Provided records =>

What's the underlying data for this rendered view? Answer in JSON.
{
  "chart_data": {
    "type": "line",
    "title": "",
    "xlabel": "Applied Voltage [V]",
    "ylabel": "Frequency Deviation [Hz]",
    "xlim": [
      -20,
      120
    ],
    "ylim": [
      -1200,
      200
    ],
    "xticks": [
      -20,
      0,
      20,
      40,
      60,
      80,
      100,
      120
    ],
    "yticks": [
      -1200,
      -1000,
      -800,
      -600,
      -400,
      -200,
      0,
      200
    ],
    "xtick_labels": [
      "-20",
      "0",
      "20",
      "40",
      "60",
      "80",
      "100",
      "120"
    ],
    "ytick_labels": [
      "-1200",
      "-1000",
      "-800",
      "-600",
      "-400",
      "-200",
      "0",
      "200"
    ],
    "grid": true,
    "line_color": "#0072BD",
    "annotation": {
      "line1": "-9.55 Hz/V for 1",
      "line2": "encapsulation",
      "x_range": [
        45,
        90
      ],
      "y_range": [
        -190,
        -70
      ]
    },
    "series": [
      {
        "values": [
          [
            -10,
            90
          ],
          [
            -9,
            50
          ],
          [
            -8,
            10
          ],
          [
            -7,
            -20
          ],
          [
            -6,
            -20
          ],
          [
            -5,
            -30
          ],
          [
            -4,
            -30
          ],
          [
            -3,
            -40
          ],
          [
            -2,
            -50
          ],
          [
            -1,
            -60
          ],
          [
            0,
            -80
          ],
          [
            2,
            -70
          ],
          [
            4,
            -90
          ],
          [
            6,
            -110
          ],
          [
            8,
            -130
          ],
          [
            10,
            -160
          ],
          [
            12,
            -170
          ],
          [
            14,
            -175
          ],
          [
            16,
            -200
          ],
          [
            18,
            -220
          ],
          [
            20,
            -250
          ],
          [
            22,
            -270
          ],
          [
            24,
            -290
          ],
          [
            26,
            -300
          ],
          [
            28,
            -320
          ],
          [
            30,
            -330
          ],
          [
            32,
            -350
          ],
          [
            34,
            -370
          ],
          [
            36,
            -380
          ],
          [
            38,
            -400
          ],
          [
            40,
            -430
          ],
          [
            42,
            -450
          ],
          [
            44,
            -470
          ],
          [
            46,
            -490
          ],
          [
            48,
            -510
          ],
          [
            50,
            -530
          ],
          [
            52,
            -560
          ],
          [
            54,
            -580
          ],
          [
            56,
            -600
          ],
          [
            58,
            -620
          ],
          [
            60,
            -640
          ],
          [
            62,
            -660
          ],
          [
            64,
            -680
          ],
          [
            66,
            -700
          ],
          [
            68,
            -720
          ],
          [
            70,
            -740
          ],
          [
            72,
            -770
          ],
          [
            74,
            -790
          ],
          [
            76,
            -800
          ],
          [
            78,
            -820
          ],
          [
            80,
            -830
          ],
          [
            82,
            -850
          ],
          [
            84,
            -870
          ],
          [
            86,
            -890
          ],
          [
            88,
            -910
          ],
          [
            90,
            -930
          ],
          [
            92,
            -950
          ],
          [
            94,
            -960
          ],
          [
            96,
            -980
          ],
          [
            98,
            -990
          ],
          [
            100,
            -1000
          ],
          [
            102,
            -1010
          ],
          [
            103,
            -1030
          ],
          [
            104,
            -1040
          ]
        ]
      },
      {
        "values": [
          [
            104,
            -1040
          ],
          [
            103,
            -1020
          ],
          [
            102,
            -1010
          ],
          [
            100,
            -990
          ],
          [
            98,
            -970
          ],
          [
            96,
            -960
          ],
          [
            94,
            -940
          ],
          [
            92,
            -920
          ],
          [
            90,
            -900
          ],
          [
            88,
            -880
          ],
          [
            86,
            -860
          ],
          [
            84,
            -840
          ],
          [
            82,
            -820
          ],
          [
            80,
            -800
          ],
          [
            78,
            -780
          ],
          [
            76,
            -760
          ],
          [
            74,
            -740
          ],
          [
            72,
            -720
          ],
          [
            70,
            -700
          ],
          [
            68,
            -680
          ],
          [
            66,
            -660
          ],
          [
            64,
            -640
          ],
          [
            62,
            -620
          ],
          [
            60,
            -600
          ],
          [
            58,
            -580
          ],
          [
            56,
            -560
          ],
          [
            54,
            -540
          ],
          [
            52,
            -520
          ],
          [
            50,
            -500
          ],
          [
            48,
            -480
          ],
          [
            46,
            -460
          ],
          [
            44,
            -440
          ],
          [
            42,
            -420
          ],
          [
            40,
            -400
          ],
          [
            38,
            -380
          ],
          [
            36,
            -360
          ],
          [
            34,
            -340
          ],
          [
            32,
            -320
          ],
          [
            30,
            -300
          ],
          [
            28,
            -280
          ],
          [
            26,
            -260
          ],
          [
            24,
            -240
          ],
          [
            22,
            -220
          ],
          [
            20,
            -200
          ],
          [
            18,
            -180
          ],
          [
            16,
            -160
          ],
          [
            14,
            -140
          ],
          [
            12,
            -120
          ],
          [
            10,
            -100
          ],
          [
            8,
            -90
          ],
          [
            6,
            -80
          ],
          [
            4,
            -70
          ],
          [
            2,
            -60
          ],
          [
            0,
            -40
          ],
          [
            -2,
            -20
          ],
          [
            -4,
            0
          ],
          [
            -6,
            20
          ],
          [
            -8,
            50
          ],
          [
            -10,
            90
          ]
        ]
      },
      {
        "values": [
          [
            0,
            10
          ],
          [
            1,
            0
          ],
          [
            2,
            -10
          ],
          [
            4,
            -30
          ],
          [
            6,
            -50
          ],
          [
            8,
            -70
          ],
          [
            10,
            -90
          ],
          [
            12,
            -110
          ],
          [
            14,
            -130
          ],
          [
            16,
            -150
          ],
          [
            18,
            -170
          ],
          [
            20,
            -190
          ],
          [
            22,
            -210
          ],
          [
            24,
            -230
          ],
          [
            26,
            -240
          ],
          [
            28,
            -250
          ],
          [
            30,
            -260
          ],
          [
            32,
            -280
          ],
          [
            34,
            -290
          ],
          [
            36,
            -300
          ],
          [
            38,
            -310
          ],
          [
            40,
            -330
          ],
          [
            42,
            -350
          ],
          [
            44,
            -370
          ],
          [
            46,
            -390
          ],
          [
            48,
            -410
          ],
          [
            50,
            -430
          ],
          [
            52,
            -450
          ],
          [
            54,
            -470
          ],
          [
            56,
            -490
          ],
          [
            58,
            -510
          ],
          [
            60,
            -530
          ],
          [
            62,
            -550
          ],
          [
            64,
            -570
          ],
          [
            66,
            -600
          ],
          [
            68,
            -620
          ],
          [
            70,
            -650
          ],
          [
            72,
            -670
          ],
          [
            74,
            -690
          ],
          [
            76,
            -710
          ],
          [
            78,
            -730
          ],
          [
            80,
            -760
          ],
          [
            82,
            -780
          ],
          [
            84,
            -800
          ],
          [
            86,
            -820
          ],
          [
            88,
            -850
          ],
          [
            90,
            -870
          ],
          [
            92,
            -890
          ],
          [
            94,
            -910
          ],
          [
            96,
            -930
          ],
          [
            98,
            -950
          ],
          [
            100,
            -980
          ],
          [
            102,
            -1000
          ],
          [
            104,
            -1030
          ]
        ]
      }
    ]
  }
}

Your instructions =>
Copy all of the material word for word.

Exercise response =>
What's the underlying data for this rendered view? Answer in JSON.
{
  "chart_data": {
    "type": "line",
    "title": "",
    "xlabel": "Applied Voltage [V]",
    "ylabel": "Frequency Deviation [Hz]",
    "xlim": [
      -20,
      120
    ],
    "ylim": [
      -1200,
      200
    ],
    "xticks": [
      -20,
      0,
      20,
      40,
      60,
      80,
      100,
      120
    ],
    "yticks": [
      -1200,
      -1000,
      -800,
      -600,
      -400,
      -200,
      0,
      200
    ],
    "xtick_labels": [
      "-20",
      "0",
      "20",
      "40",
      "60",
      "80",
      "100",
      "120"
    ],
    "ytick_labels": [
      "-1200",
      "-1000",
      "-800",
      "-600",
      "-400",
      "-200",
      "0",
      "200"
    ],
    "grid": true,
    "line_color": "#0072BD",
    "annotation": {
      "line1": "-9.55 Hz/V for 1",
      "line2": "encapsulation",
      "x_range": [
        45,
        90
      ],
      "y_range": [
        -190,
        -70
      ]
    },
    "series": [
      {
        "values": [
          [
            -10,
            90
          ],
          [
            -9,
            50
          ],
          [
            -8,
            10
          ],
          [
            -7,
            -20
          ],
          [
            -6,
            -20
          ],
          [
            -5,
            -30
          ],
          [
            -4,
            -30
          ],
          [
            -3,
            -40
          ],
          [
            -2,
            -50
          ],
          [
            -1,
            -60
          ],
          [
            0,
            -80
          ],
          [
            2,
            -70
          ],
          [
            4,
            -90
          ],
          [
            6,
            -110
          ],
          [
            8,
            -130
          ],
          [
            10,
            -160
          ],
          [
            12,
            -170
          ],
          [
            14,
            -175
          ],
          [
            16,
            -200
          ],
          [
            18,
            -220
          ],
          [
            20,
            -250
          ],
          [
            22,
            -270
          ],
          [
            24,
            -290
          ],
          [
            26,
            -300
          ],
          [
            28,
            -320
          ],
          [
            30,
            -330
          ],
          [
            32,
            -350
          ],
          [
            34,
            -370
          ],
          [
            36,
            -380
          ],
          [
            38,
            -400
          ],
          [
            40,
            -430
          ],
          [
            42,
            -450
          ],
          [
            44,
            -470
          ],
          [
            46,
            -490
          ],
          [
            48,
            -510
          ],
          [
            50,
            -530
          ],
          [
            52,
            -560
          ],
          [
            54,
            -580
          ],
          [
            56,
            -600
          ],
          [
            58,
            -620
          ],
          [
            60,
            -640
          ],
          [
            62,
            -660
          ],
          [
            64,
            -680
          ],
          [
            66,
            -700
          ],
          [
            68,
            -720
          ],
          [
            70,
            -740
          ],
          [
            72,
            -770
          ],
          [
            74,
            -790
          ],
          [
            76,
            -800
          ],
          [
            78,
            -820
          ],
          [
            80,
            -830
          ],
          [
            82,
            -850
          ],
          [
            84,
            -870
          ],
          [
            86,
            -890
          ],
          [
            88,
            -910
          ],
          [
            90,
            -930
          ],
          [
            92,
            -950
          ],
          [
            94,
            -960
          ],
          [
            96,
            -980
          ],
          [
            98,
            -990
          ],
          [
            100,
            -1000
          ],
          [
            102,
            -1010
          ],
          [
            103,
            -1030
          ],
          [
            104,
            -1040
          ]
        ]
      },
      {
        "values": [
          [
            104,
            -1040
          ],
          [
            103,
            -1020
          ],
          [
            102,
            -1010
          ],
          [
            100,
            -990
          ],
          [
            98,
            -970
          ],
          [
            96,
            -960
          ],
          [
            94,
            -940
          ],
          [
            92,
            -920
          ],
          [
            90,
            -900
          ],
          [
            88,
            -880
          ],
          [
            86,
            -860
          ],
          [
            84,
            -840
          ],
          [
            82,
            -820
          ],
          [
            80,
            -800
          ],
          [
            78,
            -780
          ],
          [
            76,
            -760
          ],
          [
            74,
            -740
          ],
          [
            72,
            -720
          ],
          [
            70,
            -700
          ],
          [
            68,
            -680
          ],
          [
            66,
            -660
          ],
          [
            64,
            -640
          ],
          [
            62,
            -620
          ],
          [
            60,
            -600
          ],
          [
            58,
            -580
          ],
          [
            56,
            -560
          ],
          [
            54,
            -540
          ],
          [
            52,
            -520
          ],
          [
            50,
            -500
          ],
          [
            48,
            -480
          ],
          [
            46,
            -460
          ],
          [
            44,
            -440
          ],
          [
            42,
            -420
          ],
          [
            40,
            -400
          ],
          [
            38,
            -380
          ],
          [
            36,
            -360
          ],
          [
            34,
            -340
          ],
          [
            32,
            -320
          ],
          [
            30,
            -300
          ],
          [
            28,
            -280
          ],
          [
            26,
            -260
          ],
          [
            24,
            -240
          ],
          [
            22,
            -220
          ],
          [
            20,
            -200
          ],
          [
            18,
            -180
          ],
          [
            16,
            -160
          ],
          [
            14,
            -140
          ],
          [
            12,
            -120
          ],
          [
            10,
            -100
          ],
          [
            8,
            -90
          ],
          [
            6,
            -80
          ],
          [
            4,
            -70
          ],
          [
            2,
            -60
          ],
          [
            0,
            -40
          ],
          [
            -2,
            -20
          ],
          [
            -4,
            0
          ],
          [
            -6,
            20
          ],
          [
            -8,
            50
          ],
          [
            -10,
            90
          ]
        ]
      },
      {
        "values": [
          [
            0,
            10
          ],
          [
            1,
            0
          ],
          [
            2,
            -10
          ],
          [
            4,
            -30
          ],
          [
            6,
            -50
          ],
          [
            8,
            -70
          ],
          [
            10,
            -90
          ],
          [
            12,
            -110
          ],
          [
            14,
            -130
          ],
          [
            16,
            -150
          ],
          [
            18,
            -170
          ],
          [
            20,
            -190
          ],
          [
            22,
            -210
          ],
          [
            24,
            -230
          ],
          [
            26,
            -240
          ],
          [
            28,
            -250
          ],
          [
            30,
            -260
          ],
          [
            32,
            -280
          ],
          [
            34,
            -290
          ],
          [
            36,
            -300
          ],
          [
            38,
            -310
          ],
          [
            40,
            -330
          ],
          [
            42,
            -350
          ],
          [
            44,
            -370
          ],
          [
            46,
            -390
          ],
          [
            48,
            -410
          ],
          [
            50,
            -430
          ],
          [
            52,
            -450
          ],
          [
            54,
            -470
          ],
          [
            56,
            -490
          ],
          [
            58,
            -510
          ],
          [
            60,
            -530
          ],
          [
            62,
            -550
          ],
          [
            64,
            -570
          ],
          [
            66,
            -600
          ],
          [
            68,
            -620
          ],
          [
            70,
            -650
          ],
          [
            72,
            -670
          ],
          [
            74,
            -690
          ],
          [
            76,
            -710
          ],
          [
            78,
            -730
          ],
          [
            80,
            -760
          ],
          [
            82,
            -780
          ],
          [
            84,
            -800
          ],
          [
            86,
            -820
          ],
          [
            88,
            -850
          ],
          [
            90,
            -870
          ],
          [
            92,
            -890
          ],
          [
            94,
            -910
          ],
          [
            96,
            -930
          ],
          [
            98,
            -950
          ],
          [
            100,
            -980
          ],
          [
            102,
            -1000
          ],
          [
            104,
            -1030
          ]
        ]
      }
    ]
  }
}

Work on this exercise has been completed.